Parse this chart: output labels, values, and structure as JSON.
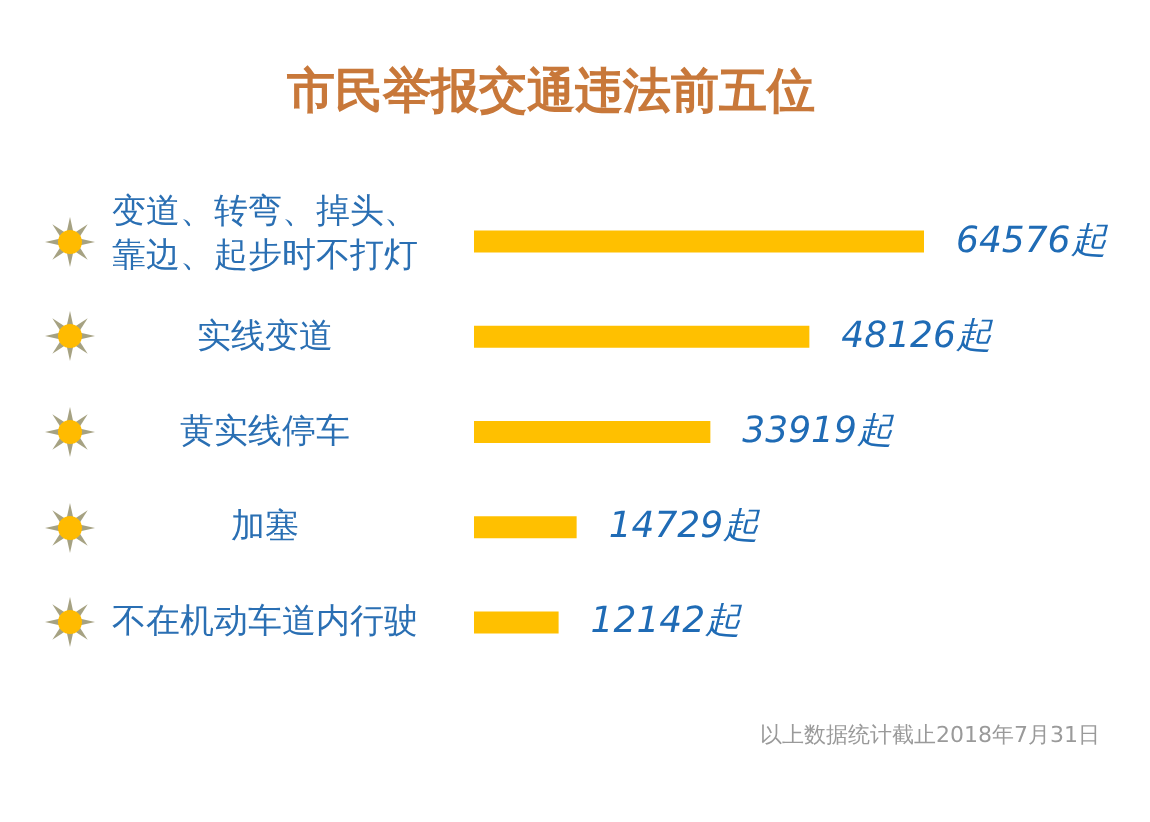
{
  "chart_data": {
    "type": "bar",
    "orientation": "horizontal",
    "title": "市民举报交通违法前五位",
    "categories": [
      "变道、转弯、掉头、靠边、起步时不打灯",
      "实线变道",
      "黄实线停车",
      "加塞",
      "不在机动车道内行驶"
    ],
    "values": [
      64576,
      48126,
      33919,
      14729,
      12142
    ],
    "value_labels": [
      "64576起",
      "48126起",
      "33919起",
      "14729起",
      "12142起"
    ],
    "color": "#ffc000",
    "annotations": [
      "以上数据统计截止2018年7月31日"
    ]
  }
}
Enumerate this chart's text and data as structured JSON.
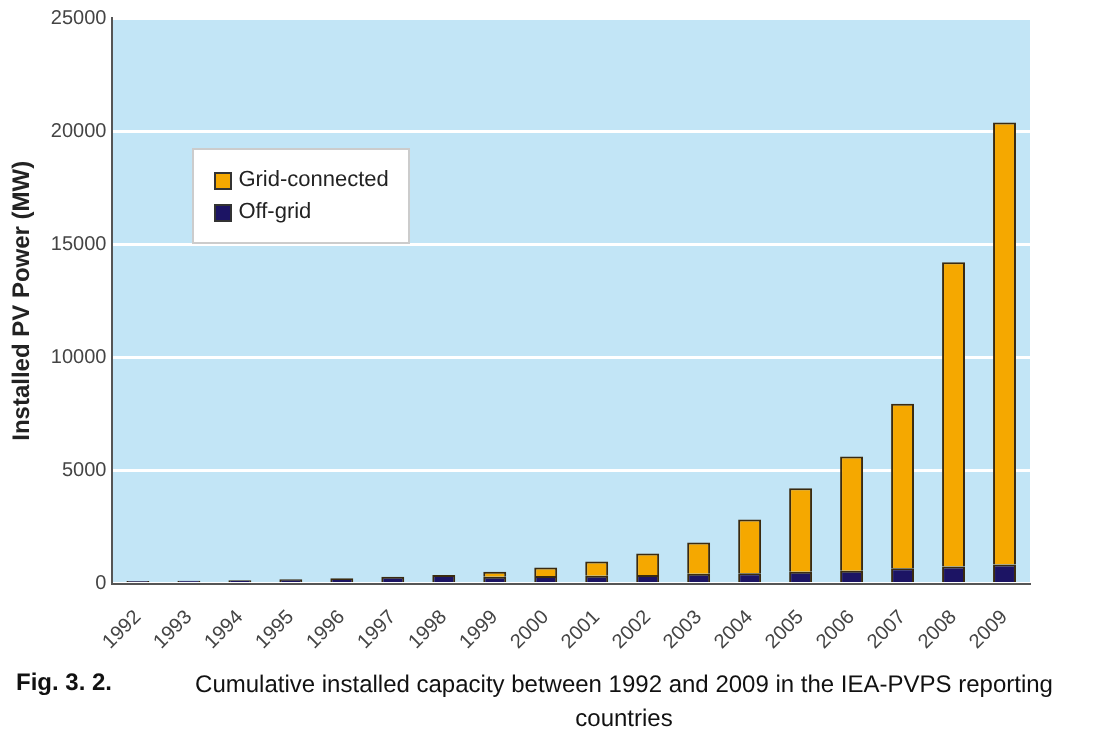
{
  "chart_data": {
    "type": "bar",
    "stacked": true,
    "ylabel": "Installed PV Power (MW)",
    "title": "Fig. 3. 2.",
    "subtitle": "Cumulative installed capacity between 1992 and 2009 in the IEA-PVPS reporting countries",
    "categories": [
      "1992",
      "1993",
      "1994",
      "1995",
      "1996",
      "1997",
      "1998",
      "1999",
      "2000",
      "2001",
      "2002",
      "2003",
      "2004",
      "2005",
      "2006",
      "2007",
      "2008",
      "2009"
    ],
    "series": [
      {
        "name": "Off-grid",
        "color": "#1c1464",
        "values": [
          110,
          130,
          150,
          190,
          240,
          300,
          380,
          300,
          330,
          350,
          380,
          430,
          460,
          520,
          570,
          680,
          760,
          840
        ]
      },
      {
        "name": "Grid-connected",
        "color": "#f5a800",
        "values": [
          0,
          0,
          0,
          0,
          0,
          0,
          0,
          220,
          380,
          630,
          950,
          1390,
          2370,
          3690,
          5050,
          7270,
          13440,
          19540
        ]
      }
    ],
    "ylim": [
      0,
      25000
    ],
    "yticks": [
      0,
      5000,
      10000,
      15000,
      20000,
      25000
    ],
    "grid": "y",
    "legend": "top left"
  }
}
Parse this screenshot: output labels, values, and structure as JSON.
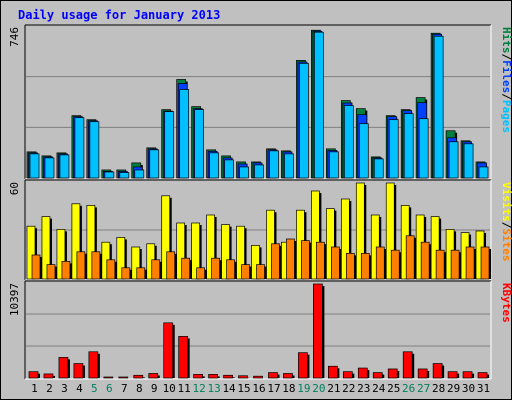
{
  "title": "Daily usage for January 2013",
  "colors": {
    "background": "#c0c0c0",
    "title": "#0000ff",
    "hits": "#008040",
    "files": "#0040ff",
    "pages": "#00c0ff",
    "visits": "#ffff00",
    "sites": "#ff8000",
    "kbytes": "#ff0000",
    "weekend_day_label": "#00805c",
    "weekday_label": "#000000"
  },
  "panels": {
    "hits": {
      "max_label": "746",
      "legend": [
        {
          "text": "Pages",
          "color": "#00c0ff"
        },
        {
          "text": "/",
          "color": "#000000"
        },
        {
          "text": "Files",
          "color": "#0040ff"
        },
        {
          "text": "/",
          "color": "#000000"
        },
        {
          "text": "Hits",
          "color": "#008040"
        }
      ]
    },
    "visits": {
      "max_label": "60",
      "legend": [
        {
          "text": "Sites",
          "color": "#ff8000"
        },
        {
          "text": "/",
          "color": "#000000"
        },
        {
          "text": "Visits",
          "color": "#ffff00"
        }
      ]
    },
    "kbytes": {
      "max_label": "10397",
      "legend": [
        {
          "text": "KBytes",
          "color": "#ff0000"
        }
      ]
    }
  },
  "chart_data": {
    "type": "bar",
    "title": "Daily usage for January 2013",
    "categories": [
      "1",
      "2",
      "3",
      "4",
      "5",
      "6",
      "7",
      "8",
      "9",
      "10",
      "11",
      "12",
      "13",
      "14",
      "15",
      "16",
      "17",
      "18",
      "19",
      "20",
      "21",
      "22",
      "23",
      "24",
      "25",
      "26",
      "27",
      "28",
      "29",
      "30",
      "31"
    ],
    "weekend_days": [
      "5",
      "6",
      "12",
      "13",
      "19",
      "20",
      "26",
      "27"
    ],
    "series": [
      {
        "name": "Hits",
        "panel": "hits",
        "ylim": [
          0,
          746
        ],
        "values": [
          130,
          110,
          125,
          310,
          290,
          40,
          40,
          75,
          150,
          340,
          490,
          355,
          140,
          110,
          80,
          80,
          145,
          135,
          585,
          735,
          145,
          385,
          345,
          105,
          310,
          340,
          400,
          720,
          235,
          185,
          80
        ]
      },
      {
        "name": "Files",
        "panel": "hits",
        "ylim": [
          0,
          746
        ],
        "values": [
          125,
          105,
          120,
          305,
          285,
          33,
          33,
          55,
          145,
          333,
          470,
          345,
          133,
          100,
          70,
          75,
          140,
          130,
          577,
          730,
          137,
          373,
          315,
          100,
          305,
          335,
          375,
          715,
          200,
          180,
          75
        ]
      },
      {
        "name": "Pages",
        "panel": "hits",
        "ylim": [
          0,
          746
        ],
        "values": [
          120,
          100,
          115,
          300,
          280,
          30,
          27,
          40,
          140,
          330,
          440,
          340,
          125,
          90,
          55,
          65,
          135,
          120,
          570,
          725,
          130,
          360,
          270,
          95,
          290,
          320,
          295,
          705,
          180,
          170,
          55
        ]
      },
      {
        "name": "Visits",
        "panel": "visits",
        "ylim": [
          0,
          60
        ],
        "values": [
          33,
          39,
          31,
          47,
          46,
          23,
          26,
          20,
          22,
          52,
          35,
          35,
          40,
          34,
          33,
          21,
          43,
          23,
          43,
          55,
          44,
          50,
          60,
          40,
          60,
          46,
          40,
          39,
          31,
          29,
          30
        ]
      },
      {
        "name": "Sites",
        "panel": "visits",
        "ylim": [
          0,
          60
        ],
        "values": [
          15,
          9,
          11,
          17,
          17,
          12,
          7,
          7,
          12,
          17,
          13,
          7,
          13,
          12,
          9,
          9,
          22,
          25,
          24,
          23,
          20,
          16,
          16,
          20,
          18,
          27,
          23,
          18,
          18,
          20,
          20
        ]
      },
      {
        "name": "KBytes",
        "panel": "kbytes",
        "ylim": [
          0,
          10397
        ],
        "values": [
          700,
          450,
          2280,
          1600,
          2900,
          100,
          100,
          300,
          500,
          6100,
          4600,
          400,
          400,
          300,
          250,
          200,
          600,
          500,
          2800,
          10397,
          1300,
          700,
          1100,
          600,
          1000,
          2900,
          1000,
          1600,
          700,
          700,
          600
        ]
      }
    ]
  }
}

====

Quote the entries above word for word. Leave the images out.

Parse this chart: output labels, values, and structure as JSON.
{
  "chart_data": {
    "type": "bar",
    "orientation": "horizontal",
    "title": "市民举报交通违法前五位",
    "categories": [
      "变道、转弯、掉头、靠边、起步时不打灯",
      "实线变道",
      "黄实线停车",
      "加塞",
      "不在机动车道内行驶"
    ],
    "values": [
      64576,
      48126,
      33919,
      14729,
      12142
    ],
    "value_labels": [
      "64576起",
      "48126起",
      "33919起",
      "14729起",
      "12142起"
    ],
    "color": "#ffc000",
    "annotations": [
      "以上数据统计截止2018年7月31日"
    ]
  }
}
Enumerate this chart's text and data as structured JSON.
{
  "chart_data": {
    "type": "bar",
    "stacked": true,
    "ylabel": "Installed PV Power (MW)",
    "title": "Fig. 3. 2.",
    "subtitle": "Cumulative installed capacity between 1992 and 2009 in the IEA-PVPS reporting countries",
    "categories": [
      "1992",
      "1993",
      "1994",
      "1995",
      "1996",
      "1997",
      "1998",
      "1999",
      "2000",
      "2001",
      "2002",
      "2003",
      "2004",
      "2005",
      "2006",
      "2007",
      "2008",
      "2009"
    ],
    "series": [
      {
        "name": "Off-grid",
        "color": "#1c1464",
        "values": [
          110,
          130,
          150,
          190,
          240,
          300,
          380,
          300,
          330,
          350,
          380,
          430,
          460,
          520,
          570,
          680,
          760,
          840
        ]
      },
      {
        "name": "Grid-connected",
        "color": "#f5a800",
        "values": [
          0,
          0,
          0,
          0,
          0,
          0,
          0,
          220,
          380,
          630,
          950,
          1390,
          2370,
          3690,
          5050,
          7270,
          13440,
          19540
        ]
      }
    ],
    "ylim": [
      0,
      25000
    ],
    "yticks": [
      0,
      5000,
      10000,
      15000,
      20000,
      25000
    ],
    "grid": "y",
    "legend": "top left"
  }
}
Parse this screenshot: output labels, values, and structure as JSON.
{
  "title": "Daily usage for January 2013",
  "colors": {
    "background": "#c0c0c0",
    "title": "#0000ff",
    "hits": "#008040",
    "files": "#0040ff",
    "pages": "#00c0ff",
    "visits": "#ffff00",
    "sites": "#ff8000",
    "kbytes": "#ff0000",
    "weekend_day_label": "#00805c",
    "weekday_label": "#000000"
  },
  "panels": {
    "hits": {
      "max_label": "746",
      "legend": [
        {
          "text": "Pages",
          "color": "#00c0ff"
        },
        {
          "text": "/",
          "color": "#000000"
        },
        {
          "text": "Files",
          "color": "#0040ff"
        },
        {
          "text": "/",
          "color": "#000000"
        },
        {
          "text": "Hits",
          "color": "#008040"
        }
      ]
    },
    "visits": {
      "max_label": "60",
      "legend": [
        {
          "text": "Sites",
          "color": "#ff8000"
        },
        {
          "text": "/",
          "color": "#000000"
        },
        {
          "text": "Visits",
          "color": "#ffff00"
        }
      ]
    },
    "kbytes": {
      "max_label": "10397",
      "legend": [
        {
          "text": "KBytes",
          "color": "#ff0000"
        }
      ]
    }
  },
  "chart_data": {
    "type": "bar",
    "title": "Daily usage for January 2013",
    "categories": [
      "1",
      "2",
      "3",
      "4",
      "5",
      "6",
      "7",
      "8",
      "9",
      "10",
      "11",
      "12",
      "13",
      "14",
      "15",
      "16",
      "17",
      "18",
      "19",
      "20",
      "21",
      "22",
      "23",
      "24",
      "25",
      "26",
      "27",
      "28",
      "29",
      "30",
      "31"
    ],
    "weekend_days": [
      "5",
      "6",
      "12",
      "13",
      "19",
      "20",
      "26",
      "27"
    ],
    "series": [
      {
        "name": "Hits",
        "panel": "hits",
        "ylim": [
          0,
          746
        ],
        "values": [
          130,
          110,
          125,
          310,
          290,
          40,
          40,
          75,
          150,
          340,
          490,
          355,
          140,
          110,
          80,
          80,
          145,
          135,
          585,
          735,
          145,
          385,
          345,
          105,
          310,
          340,
          400,
          720,
          235,
          185,
          80
        ]
      },
      {
        "name": "Files",
        "panel": "hits",
        "ylim": [
          0,
          746
        ],
        "values": [
          125,
          105,
          120,
          305,
          285,
          33,
          33,
          55,
          145,
          333,
          470,
          345,
          133,
          100,
          70,
          75,
          140,
          130,
          577,
          730,
          137,
          373,
          315,
          100,
          305,
          335,
          375,
          715,
          200,
          180,
          75
        ]
      },
      {
        "name": "Pages",
        "panel": "hits",
        "ylim": [
          0,
          746
        ],
        "values": [
          120,
          100,
          115,
          300,
          280,
          30,
          27,
          40,
          140,
          330,
          440,
          340,
          125,
          90,
          55,
          65,
          135,
          120,
          570,
          725,
          130,
          360,
          270,
          95,
          290,
          320,
          295,
          705,
          180,
          170,
          55
        ]
      },
      {
        "name": "Visits",
        "panel": "visits",
        "ylim": [
          0,
          60
        ],
        "values": [
          33,
          39,
          31,
          47,
          46,
          23,
          26,
          20,
          22,
          52,
          35,
          35,
          40,
          34,
          33,
          21,
          43,
          23,
          43,
          55,
          44,
          50,
          60,
          40,
          60,
          46,
          40,
          39,
          31,
          29,
          30
        ]
      },
      {
        "name": "Sites",
        "panel": "visits",
        "ylim": [
          0,
          60
        ],
        "values": [
          15,
          9,
          11,
          17,
          17,
          12,
          7,
          7,
          12,
          17,
          13,
          7,
          13,
          12,
          9,
          9,
          22,
          25,
          24,
          23,
          20,
          16,
          16,
          20,
          18,
          27,
          23,
          18,
          18,
          20,
          20
        ]
      },
      {
        "name": "KBytes",
        "panel": "kbytes",
        "ylim": [
          0,
          10397
        ],
        "values": [
          700,
          450,
          2280,
          1600,
          2900,
          100,
          100,
          300,
          500,
          6100,
          4600,
          400,
          400,
          300,
          250,
          200,
          600,
          500,
          2800,
          10397,
          1300,
          700,
          1100,
          600,
          1000,
          2900,
          1000,
          1600,
          700,
          700,
          600
        ]
      }
    ]
  }
}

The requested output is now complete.